Set task>
From the entries below, extract every line that includes the word "СОВЕТСКИХ".

▼

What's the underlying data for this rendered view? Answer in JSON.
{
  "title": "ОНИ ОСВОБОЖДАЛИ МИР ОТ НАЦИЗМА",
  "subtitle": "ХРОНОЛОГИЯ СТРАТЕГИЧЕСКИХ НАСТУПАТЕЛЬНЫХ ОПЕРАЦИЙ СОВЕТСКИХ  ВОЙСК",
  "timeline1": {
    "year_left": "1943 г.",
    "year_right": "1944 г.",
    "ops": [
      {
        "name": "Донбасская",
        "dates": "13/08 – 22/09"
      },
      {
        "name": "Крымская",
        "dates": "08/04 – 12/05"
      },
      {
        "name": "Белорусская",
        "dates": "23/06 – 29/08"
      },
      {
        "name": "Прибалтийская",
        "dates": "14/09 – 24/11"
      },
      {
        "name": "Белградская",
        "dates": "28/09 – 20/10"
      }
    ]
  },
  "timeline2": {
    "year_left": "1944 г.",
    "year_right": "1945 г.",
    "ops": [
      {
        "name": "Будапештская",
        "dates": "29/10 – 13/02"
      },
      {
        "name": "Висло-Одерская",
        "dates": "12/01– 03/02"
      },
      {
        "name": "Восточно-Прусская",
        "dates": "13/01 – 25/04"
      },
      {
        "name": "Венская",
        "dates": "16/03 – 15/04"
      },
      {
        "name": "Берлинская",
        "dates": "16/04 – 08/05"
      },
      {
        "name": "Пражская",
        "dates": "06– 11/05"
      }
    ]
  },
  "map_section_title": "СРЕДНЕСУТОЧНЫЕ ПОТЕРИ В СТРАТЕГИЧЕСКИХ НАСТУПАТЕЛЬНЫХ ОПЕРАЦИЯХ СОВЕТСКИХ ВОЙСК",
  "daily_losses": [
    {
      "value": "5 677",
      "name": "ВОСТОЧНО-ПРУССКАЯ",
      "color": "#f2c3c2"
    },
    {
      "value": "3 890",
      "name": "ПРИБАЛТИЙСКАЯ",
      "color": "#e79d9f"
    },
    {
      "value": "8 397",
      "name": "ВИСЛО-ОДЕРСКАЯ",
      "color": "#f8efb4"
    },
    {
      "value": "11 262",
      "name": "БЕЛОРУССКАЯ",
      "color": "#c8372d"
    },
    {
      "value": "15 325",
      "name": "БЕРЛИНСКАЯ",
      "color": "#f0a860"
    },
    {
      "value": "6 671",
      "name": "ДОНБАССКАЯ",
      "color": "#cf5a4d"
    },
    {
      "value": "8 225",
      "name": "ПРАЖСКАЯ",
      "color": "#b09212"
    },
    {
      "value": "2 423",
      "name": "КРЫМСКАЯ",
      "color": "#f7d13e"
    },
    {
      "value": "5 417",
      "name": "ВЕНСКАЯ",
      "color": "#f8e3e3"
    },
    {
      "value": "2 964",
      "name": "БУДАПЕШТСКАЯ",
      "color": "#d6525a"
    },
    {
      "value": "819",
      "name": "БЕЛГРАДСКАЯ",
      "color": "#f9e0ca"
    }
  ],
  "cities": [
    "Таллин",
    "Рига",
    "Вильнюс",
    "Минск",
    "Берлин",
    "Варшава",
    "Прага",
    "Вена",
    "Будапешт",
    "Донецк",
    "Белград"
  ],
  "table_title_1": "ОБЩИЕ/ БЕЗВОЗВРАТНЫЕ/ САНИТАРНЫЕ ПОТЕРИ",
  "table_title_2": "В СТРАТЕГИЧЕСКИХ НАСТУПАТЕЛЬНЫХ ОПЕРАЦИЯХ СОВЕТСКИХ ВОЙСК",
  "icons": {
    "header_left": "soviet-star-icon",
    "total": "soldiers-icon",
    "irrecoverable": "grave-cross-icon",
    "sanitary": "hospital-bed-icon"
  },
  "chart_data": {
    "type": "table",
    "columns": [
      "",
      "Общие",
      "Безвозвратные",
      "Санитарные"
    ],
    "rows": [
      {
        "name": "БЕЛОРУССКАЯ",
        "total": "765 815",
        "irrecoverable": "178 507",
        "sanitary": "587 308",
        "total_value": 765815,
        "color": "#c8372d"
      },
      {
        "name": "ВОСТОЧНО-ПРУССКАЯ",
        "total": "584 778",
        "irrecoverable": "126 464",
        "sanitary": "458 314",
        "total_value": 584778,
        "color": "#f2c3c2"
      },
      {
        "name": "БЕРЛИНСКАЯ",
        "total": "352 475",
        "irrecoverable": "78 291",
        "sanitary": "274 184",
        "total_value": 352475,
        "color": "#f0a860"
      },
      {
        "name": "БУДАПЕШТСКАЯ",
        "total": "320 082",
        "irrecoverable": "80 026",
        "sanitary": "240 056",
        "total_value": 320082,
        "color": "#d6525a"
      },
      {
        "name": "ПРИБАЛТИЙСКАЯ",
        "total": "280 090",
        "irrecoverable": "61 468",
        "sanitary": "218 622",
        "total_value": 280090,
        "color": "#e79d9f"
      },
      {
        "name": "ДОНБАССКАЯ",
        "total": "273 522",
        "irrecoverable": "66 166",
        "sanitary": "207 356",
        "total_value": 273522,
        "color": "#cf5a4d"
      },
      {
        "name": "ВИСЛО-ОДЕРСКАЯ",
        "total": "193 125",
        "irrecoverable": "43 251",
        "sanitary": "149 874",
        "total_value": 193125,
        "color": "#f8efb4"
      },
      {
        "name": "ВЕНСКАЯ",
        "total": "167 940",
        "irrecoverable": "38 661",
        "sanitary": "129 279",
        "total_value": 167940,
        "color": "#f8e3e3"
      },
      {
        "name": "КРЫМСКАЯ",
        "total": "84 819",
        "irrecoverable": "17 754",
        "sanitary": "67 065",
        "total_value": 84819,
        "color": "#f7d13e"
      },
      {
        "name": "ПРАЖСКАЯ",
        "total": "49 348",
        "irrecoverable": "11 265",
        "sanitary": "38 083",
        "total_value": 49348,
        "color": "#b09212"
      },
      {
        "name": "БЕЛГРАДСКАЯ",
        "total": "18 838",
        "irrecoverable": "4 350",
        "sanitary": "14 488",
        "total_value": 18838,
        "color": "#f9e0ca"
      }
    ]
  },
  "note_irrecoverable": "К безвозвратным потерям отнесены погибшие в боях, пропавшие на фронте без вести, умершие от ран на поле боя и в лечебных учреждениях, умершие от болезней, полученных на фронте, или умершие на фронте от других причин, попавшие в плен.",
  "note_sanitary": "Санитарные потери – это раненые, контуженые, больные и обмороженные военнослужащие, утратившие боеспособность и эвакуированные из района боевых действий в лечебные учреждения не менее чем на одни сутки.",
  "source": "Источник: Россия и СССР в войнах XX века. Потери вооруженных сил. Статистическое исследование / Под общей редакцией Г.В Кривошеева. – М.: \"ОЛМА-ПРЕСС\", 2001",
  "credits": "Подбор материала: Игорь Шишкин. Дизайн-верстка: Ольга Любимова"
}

▲

The answer>
  "subtitle": "ХРОНОЛОГИЯ СТРАТЕГИЧЕСКИХ НАСТУПАТЕЛЬНЫХ ОПЕРАЦИЙ СОВЕТСКИХ  ВОЙСК",
  "map_section_title": "СРЕДНЕСУТОЧНЫЕ ПОТЕРИ В СТРАТЕГИЧЕСКИХ НАСТУПАТЕЛЬНЫХ ОПЕРАЦИЯХ СОВЕТСКИХ ВОЙСК",
  "table_title_2": "В СТРАТЕГИЧЕСКИХ НАСТУПАТЕЛЬНЫХ ОПЕРАЦИЯХ СОВЕТСКИХ ВОЙСК",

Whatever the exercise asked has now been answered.